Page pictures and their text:
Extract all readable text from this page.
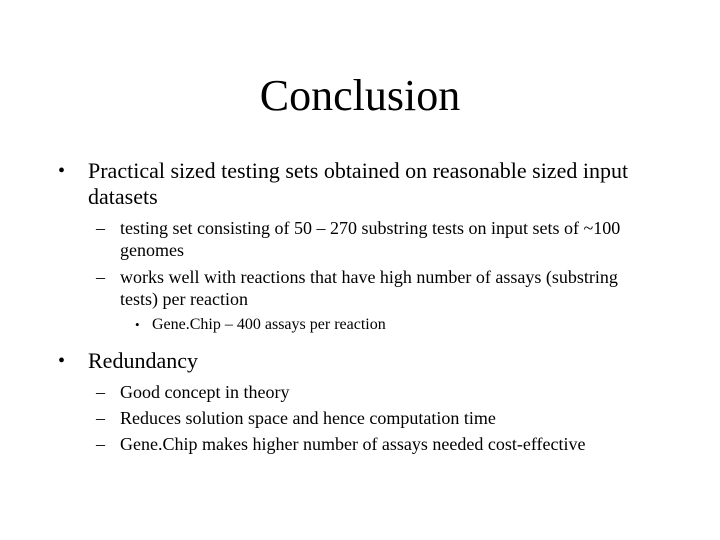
Conclusion
• Practical sized testing sets obtained on reasonable sized input datasets
– testing set consisting of 50 – 270 substring tests on input sets of ~100 genomes
– works well with reactions that have high number of assays (substring tests) per reaction
• Gene.Chip – 400 assays per reaction
• Redundancy
– Good concept in theory
– Reduces solution space and hence computation time
– Gene.Chip makes higher number of assays needed cost-effective
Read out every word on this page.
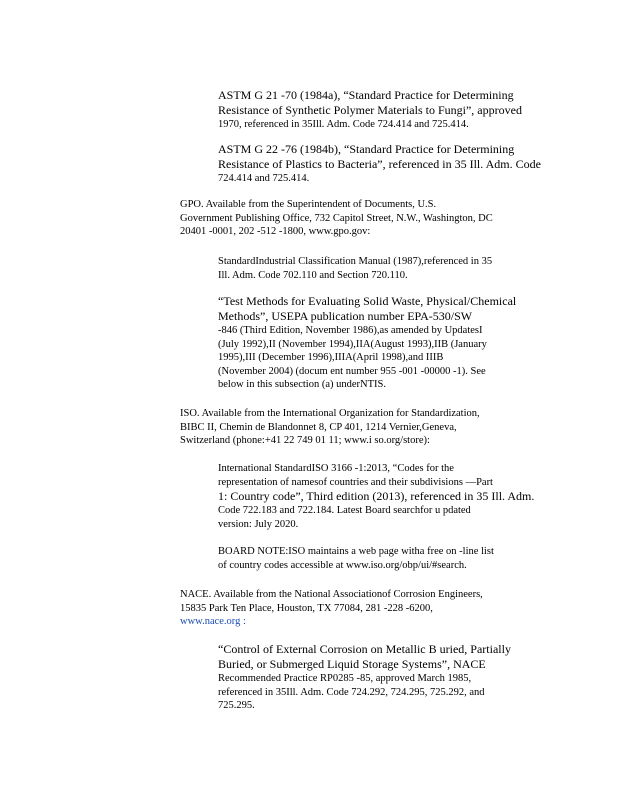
ASTM G 21 -70 (1984a), “Standard Practice for Determining
Resistance of Synthetic Polymer Materials to Fungi”, approved
1970, referenced in 35Ill. Adm. Code 724.414 and 725.414.
ASTM G 22 -76 (1984b), “Standard Practice for Determining
Resistance of Plastics to Bacteria”, referenced in 35 Ill. Adm. Code
724.414 and 725.414.
GPO. Available from the Superintendent of Documents, U.S.
Government Publishing Office, 732 Capitol Street, N.W., Washington, DC
20401 -0001, 202 -512 -1800, www.gpo.gov:
StandardIndustrial Classification Manual (1987),referenced in 35
Ill. Adm. Code 702.110 and Section 720.110.
“Test Methods for Evaluating Solid Waste, Physical/Chemical
Methods”, USEPA publication number EPA-530/SW
-846 (Third Edition, November 1986),as amended by UpdatesI
(July 1992),II (November 1994),IIA(August 1993),IIB (January
1995),III (December 1996),IIIA(April 1998),and IIIB
(November 2004) (docum ent number 955 -001 -00000 -1). See
below in this subsection (a) underNTIS.
ISO. Available from the International Organization for Standardization,
BIBC II, Chemin de Blandonnet 8, CP 401, 1214 Vernier,Geneva,
Switzerland (phone:+41 22 749 01 11; www.i so.org/store):
International StandardISO 3166 -1:2013, “Codes for the
representation of namesof countries and their subdivisions —Part
1: Country code”, Third edition (2013), referenced in 35 Ill. Adm.
Code 722.183 and 722.184. Latest Board searchfor u pdated
version: July 2020.
BOARD NOTE:ISO maintains a web page witha free on -line list
of country codes accessible at www.iso.org/obp/ui/#search.
NACE. Available from the National Associationof Corrosion Engineers,
15835 Park Ten Place, Houston, TX 77084, 281 -228 -6200,
www.nace.org :
“Control of External Corrosion on Metallic B uried, Partially
Buried, or Submerged Liquid Storage Systems”, NACE
Recommended Practice RP0285 -85, approved March 1985,
referenced in 35Ill. Adm. Code 724.292, 724.295, 725.292, and
725.295.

● What this task involves
The output is the records exactly as they read, with no pictures in it.

● Result for this exercise
Extract all readable text from this page.
Conclusion
• Practical sized testing sets obtained on reasonable sized input datasets
– testing set consisting of 50 – 270 substring tests on input sets of ~100 genomes
– works well with reactions that have high number of assays (substring tests) per reaction
• Gene.Chip – 400 assays per reaction
• Redundancy
– Good concept in theory
– Reduces solution space and hence computation time
– Gene.Chip makes higher number of assays needed cost-effective
Read out every word on this page.
ASTM G 21 -70 (1984a), “Standard Practice for Determining
Resistance of Synthetic Polymer Materials to Fungi”, approved
1970, referenced in 35Ill. Adm. Code 724.414 and 725.414.
ASTM G 22 -76 (1984b), “Standard Practice for Determining
Resistance of Plastics to Bacteria”, referenced in 35 Ill. Adm. Code
724.414 and 725.414.
GPO. Available from the Superintendent of Documents, U.S.
Government Publishing Office, 732 Capitol Street, N.W., Washington, DC
20401 -0001, 202 -512 -1800, www.gpo.gov:
StandardIndustrial Classification Manual (1987),referenced in 35
Ill. Adm. Code 702.110 and Section 720.110.
“Test Methods for Evaluating Solid Waste, Physical/Chemical
Methods”, USEPA publication number EPA-530/SW
-846 (Third Edition, November 1986),as amended by UpdatesI
(July 1992),II (November 1994),IIA(August 1993),IIB (January
1995),III (December 1996),IIIA(April 1998),and IIIB
(November 2004) (docum ent number 955 -001 -00000 -1). See
below in this subsection (a) underNTIS.
ISO. Available from the International Organization for Standardization,
BIBC II, Chemin de Blandonnet 8, CP 401, 1214 Vernier,Geneva,
Switzerland (phone:+41 22 749 01 11; www.i so.org/store):
International StandardISO 3166 -1:2013, “Codes for the
representation of namesof countries and their subdivisions —Part
1: Country code”, Third edition (2013), referenced in 35 Ill. Adm.
Code 722.183 and 722.184. Latest Board searchfor u pdated
version: July 2020.
BOARD NOTE:ISO maintains a web page witha free on -line list
of country codes accessible at www.iso.org/obp/ui/#search.
NACE. Available from the National Associationof Corrosion Engineers,
15835 Park Ten Place, Houston, TX 77084, 281 -228 -6200,
www.nace.org :
“Control of External Corrosion on Metallic B uried, Partially
Buried, or Submerged Liquid Storage Systems”, NACE
Recommended Practice RP0285 -85, approved March 1985,
referenced in 35Ill. Adm. Code 724.292, 724.295, 725.292, and
725.295.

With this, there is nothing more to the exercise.